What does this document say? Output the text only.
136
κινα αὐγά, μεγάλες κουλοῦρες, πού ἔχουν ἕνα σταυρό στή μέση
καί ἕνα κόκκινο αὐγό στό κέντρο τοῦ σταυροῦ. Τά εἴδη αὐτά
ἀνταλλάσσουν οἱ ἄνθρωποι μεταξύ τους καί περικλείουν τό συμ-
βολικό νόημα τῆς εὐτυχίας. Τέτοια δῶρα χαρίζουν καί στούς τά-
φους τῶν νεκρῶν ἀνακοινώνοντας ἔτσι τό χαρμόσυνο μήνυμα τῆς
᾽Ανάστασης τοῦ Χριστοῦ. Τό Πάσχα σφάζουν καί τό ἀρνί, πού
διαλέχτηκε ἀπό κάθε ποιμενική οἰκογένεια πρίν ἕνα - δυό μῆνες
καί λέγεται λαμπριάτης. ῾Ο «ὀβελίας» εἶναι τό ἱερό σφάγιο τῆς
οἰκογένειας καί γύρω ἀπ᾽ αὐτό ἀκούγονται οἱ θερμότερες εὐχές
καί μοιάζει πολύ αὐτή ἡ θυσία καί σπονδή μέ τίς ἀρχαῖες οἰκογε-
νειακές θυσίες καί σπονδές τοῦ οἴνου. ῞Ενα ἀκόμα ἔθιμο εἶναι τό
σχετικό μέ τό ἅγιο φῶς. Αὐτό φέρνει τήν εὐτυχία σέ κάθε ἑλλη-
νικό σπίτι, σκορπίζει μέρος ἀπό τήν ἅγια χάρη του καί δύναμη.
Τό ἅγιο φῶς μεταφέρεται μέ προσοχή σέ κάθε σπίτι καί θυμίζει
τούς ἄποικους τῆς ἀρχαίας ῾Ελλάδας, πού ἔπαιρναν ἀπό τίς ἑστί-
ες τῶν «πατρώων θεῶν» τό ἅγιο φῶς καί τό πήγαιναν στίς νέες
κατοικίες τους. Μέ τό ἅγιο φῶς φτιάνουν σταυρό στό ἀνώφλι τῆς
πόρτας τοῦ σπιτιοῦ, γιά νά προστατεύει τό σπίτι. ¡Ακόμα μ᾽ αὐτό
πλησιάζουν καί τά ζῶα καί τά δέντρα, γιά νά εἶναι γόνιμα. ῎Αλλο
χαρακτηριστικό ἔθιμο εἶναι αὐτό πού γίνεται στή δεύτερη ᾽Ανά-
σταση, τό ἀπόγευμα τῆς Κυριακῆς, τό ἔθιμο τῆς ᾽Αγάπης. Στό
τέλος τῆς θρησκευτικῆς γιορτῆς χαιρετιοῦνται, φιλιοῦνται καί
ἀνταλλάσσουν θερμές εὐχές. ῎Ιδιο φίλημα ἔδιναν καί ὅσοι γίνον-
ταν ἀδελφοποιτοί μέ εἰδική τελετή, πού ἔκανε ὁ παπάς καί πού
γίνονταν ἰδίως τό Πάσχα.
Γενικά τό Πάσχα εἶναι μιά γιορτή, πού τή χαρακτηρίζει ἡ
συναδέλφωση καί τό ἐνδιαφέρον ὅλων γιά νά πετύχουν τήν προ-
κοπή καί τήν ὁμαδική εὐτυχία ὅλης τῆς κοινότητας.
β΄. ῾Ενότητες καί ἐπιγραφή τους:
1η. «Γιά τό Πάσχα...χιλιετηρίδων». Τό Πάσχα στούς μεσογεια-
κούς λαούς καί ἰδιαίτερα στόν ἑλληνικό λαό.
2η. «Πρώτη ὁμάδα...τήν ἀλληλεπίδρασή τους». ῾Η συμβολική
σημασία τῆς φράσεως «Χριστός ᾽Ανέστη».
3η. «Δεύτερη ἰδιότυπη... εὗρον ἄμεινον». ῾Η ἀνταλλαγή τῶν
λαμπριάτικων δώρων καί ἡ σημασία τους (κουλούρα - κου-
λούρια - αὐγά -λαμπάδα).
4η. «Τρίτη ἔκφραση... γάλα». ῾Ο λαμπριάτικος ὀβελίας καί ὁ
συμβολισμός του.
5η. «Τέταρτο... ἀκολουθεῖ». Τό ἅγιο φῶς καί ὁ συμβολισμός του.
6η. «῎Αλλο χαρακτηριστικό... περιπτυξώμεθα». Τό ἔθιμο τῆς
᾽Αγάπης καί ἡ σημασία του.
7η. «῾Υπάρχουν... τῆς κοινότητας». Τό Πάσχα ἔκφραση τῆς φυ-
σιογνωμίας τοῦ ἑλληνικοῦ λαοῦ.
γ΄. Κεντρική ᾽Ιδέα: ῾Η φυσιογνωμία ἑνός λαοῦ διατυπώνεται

_ _ _ _ _ _ _

**WHAT YOU WILL DO**: Your task is to repeat each line of the material exactly.

**OUTPUT OF THE EXERCISE**:
What does this document say? Output the text only.
136
κινα αὐγά, μεγάλες κουλοῦρες, πού ἔχουν ἕνα σταυρό στή μέση
καί ἕνα κόκκινο αὐγό στό κέντρο τοῦ σταυροῦ. Τά εἴδη αὐτά
ἀνταλλάσσουν οἱ ἄνθρωποι μεταξύ τους καί περικλείουν τό συμ-
βολικό νόημα τῆς εὐτυχίας. Τέτοια δῶρα χαρίζουν καί στούς τά-
φους τῶν νεκρῶν ἀνακοινώνοντας ἔτσι τό χαρμόσυνο μήνυμα τῆς
᾽Ανάστασης τοῦ Χριστοῦ. Τό Πάσχα σφάζουν καί τό ἀρνί, πού
διαλέχτηκε ἀπό κάθε ποιμενική οἰκογένεια πρίν ἕνα - δυό μῆνες
καί λέγεται λαμπριάτης. ῾Ο «ὀβελίας» εἶναι τό ἱερό σφάγιο τῆς
οἰκογένειας καί γύρω ἀπ᾽ αὐτό ἀκούγονται οἱ θερμότερες εὐχές
καί μοιάζει πολύ αὐτή ἡ θυσία καί σπονδή μέ τίς ἀρχαῖες οἰκογε-
νειακές θυσίες καί σπονδές τοῦ οἴνου. ῞Ενα ἀκόμα ἔθιμο εἶναι τό
σχετικό μέ τό ἅγιο φῶς. Αὐτό φέρνει τήν εὐτυχία σέ κάθε ἑλλη-
νικό σπίτι, σκορπίζει μέρος ἀπό τήν ἅγια χάρη του καί δύναμη.
Τό ἅγιο φῶς μεταφέρεται μέ προσοχή σέ κάθε σπίτι καί θυμίζει
τούς ἄποικους τῆς ἀρχαίας ῾Ελλάδας, πού ἔπαιρναν ἀπό τίς ἑστί-
ες τῶν «πατρώων θεῶν» τό ἅγιο φῶς καί τό πήγαιναν στίς νέες
κατοικίες τους. Μέ τό ἅγιο φῶς φτιάνουν σταυρό στό ἀνώφλι τῆς
πόρτας τοῦ σπιτιοῦ, γιά νά προστατεύει τό σπίτι. ¡Ακόμα μ᾽ αὐτό
πλησιάζουν καί τά ζῶα καί τά δέντρα, γιά νά εἶναι γόνιμα. ῎Αλλο
χαρακτηριστικό ἔθιμο εἶναι αὐτό πού γίνεται στή δεύτερη ᾽Ανά-
σταση, τό ἀπόγευμα τῆς Κυριακῆς, τό ἔθιμο τῆς ᾽Αγάπης. Στό
τέλος τῆς θρησκευτικῆς γιορτῆς χαιρετιοῦνται, φιλιοῦνται καί
ἀνταλλάσσουν θερμές εὐχές. ῎Ιδιο φίλημα ἔδιναν καί ὅσοι γίνον-
ταν ἀδελφοποιτοί μέ εἰδική τελετή, πού ἔκανε ὁ παπάς καί πού
γίνονταν ἰδίως τό Πάσχα.
Γενικά τό Πάσχα εἶναι μιά γιορτή, πού τή χαρακτηρίζει ἡ
συναδέλφωση καί τό ἐνδιαφέρον ὅλων γιά νά πετύχουν τήν προ-
κοπή καί τήν ὁμαδική εὐτυχία ὅλης τῆς κοινότητας.
β΄. ῾Ενότητες καί ἐπιγραφή τους:
1η. «Γιά τό Πάσχα...χιλιετηρίδων». Τό Πάσχα στούς μεσογεια-
κούς λαούς καί ἰδιαίτερα στόν ἑλληνικό λαό.
2η. «Πρώτη ὁμάδα...τήν ἀλληλεπίδρασή τους». ῾Η συμβολική
σημασία τῆς φράσεως «Χριστός ᾽Ανέστη».
3η. «Δεύτερη ἰδιότυπη... εὗρον ἄμεινον». ῾Η ἀνταλλαγή τῶν
λαμπριάτικων δώρων καί ἡ σημασία τους (κουλούρα - κου-
λούρια - αὐγά -λαμπάδα).
4η. «Τρίτη ἔκφραση... γάλα». ῾Ο λαμπριάτικος ὀβελίας καί ὁ
συμβολισμός του.
5η. «Τέταρτο... ἀκολουθεῖ». Τό ἅγιο φῶς καί ὁ συμβολισμός του.
6η. «῎Αλλο χαρακτηριστικό... περιπτυξώμεθα». Τό ἔθιμο τῆς
᾽Αγάπης καί ἡ σημασία του.
7η. «῾Υπάρχουν... τῆς κοινότητας». Τό Πάσχα ἔκφραση τῆς φυ-
σιογνωμίας τοῦ ἑλληνικοῦ λαοῦ.
γ΄. Κεντρική ᾽Ιδέα: ῾Η φυσιογνωμία ἑνός λαοῦ διατυπώνεται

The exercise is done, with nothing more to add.